▸ Task details
Every line of the records below should be restated exactly.

▸ Records for the exercise

:::::

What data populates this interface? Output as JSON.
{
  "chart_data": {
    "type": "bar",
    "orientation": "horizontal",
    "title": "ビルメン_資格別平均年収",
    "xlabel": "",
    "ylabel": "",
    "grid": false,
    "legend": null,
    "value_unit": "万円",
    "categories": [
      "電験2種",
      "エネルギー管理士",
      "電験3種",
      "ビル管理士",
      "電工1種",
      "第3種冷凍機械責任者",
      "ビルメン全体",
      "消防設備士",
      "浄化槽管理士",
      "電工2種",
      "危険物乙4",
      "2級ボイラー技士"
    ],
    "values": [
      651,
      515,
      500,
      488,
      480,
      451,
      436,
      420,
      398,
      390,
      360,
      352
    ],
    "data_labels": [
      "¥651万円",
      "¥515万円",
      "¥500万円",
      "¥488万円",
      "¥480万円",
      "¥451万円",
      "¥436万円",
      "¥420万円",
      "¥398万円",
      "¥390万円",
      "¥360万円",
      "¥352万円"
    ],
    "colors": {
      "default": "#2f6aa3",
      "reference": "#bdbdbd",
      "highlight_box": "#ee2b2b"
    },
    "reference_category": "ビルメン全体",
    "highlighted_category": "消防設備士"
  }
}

:::::

▸ Complete answer
What data populates this interface? Output as JSON.
{
  "chart_data": {
    "type": "bar",
    "orientation": "horizontal",
    "title": "ビルメン_資格別平均年収",
    "xlabel": "",
    "ylabel": "",
    "grid": false,
    "legend": null,
    "value_unit": "万円",
    "categories": [
      "電験2種",
      "エネルギー管理士",
      "電験3種",
      "ビル管理士",
      "電工1種",
      "第3種冷凍機械責任者",
      "ビルメン全体",
      "消防設備士",
      "浄化槽管理士",
      "電工2種",
      "危険物乙4",
      "2級ボイラー技士"
    ],
    "values": [
      651,
      515,
      500,
      488,
      480,
      451,
      436,
      420,
      398,
      390,
      360,
      352
    ],
    "data_labels": [
      "¥651万円",
      "¥515万円",
      "¥500万円",
      "¥488万円",
      "¥480万円",
      "¥451万円",
      "¥436万円",
      "¥420万円",
      "¥398万円",
      "¥390万円",
      "¥360万円",
      "¥352万円"
    ],
    "colors": {
      "default": "#2f6aa3",
      "reference": "#bdbdbd",
      "highlight_box": "#ee2b2b"
    },
    "reference_category": "ビルメン全体",
    "highlighted_category": "消防設備士"
  }
}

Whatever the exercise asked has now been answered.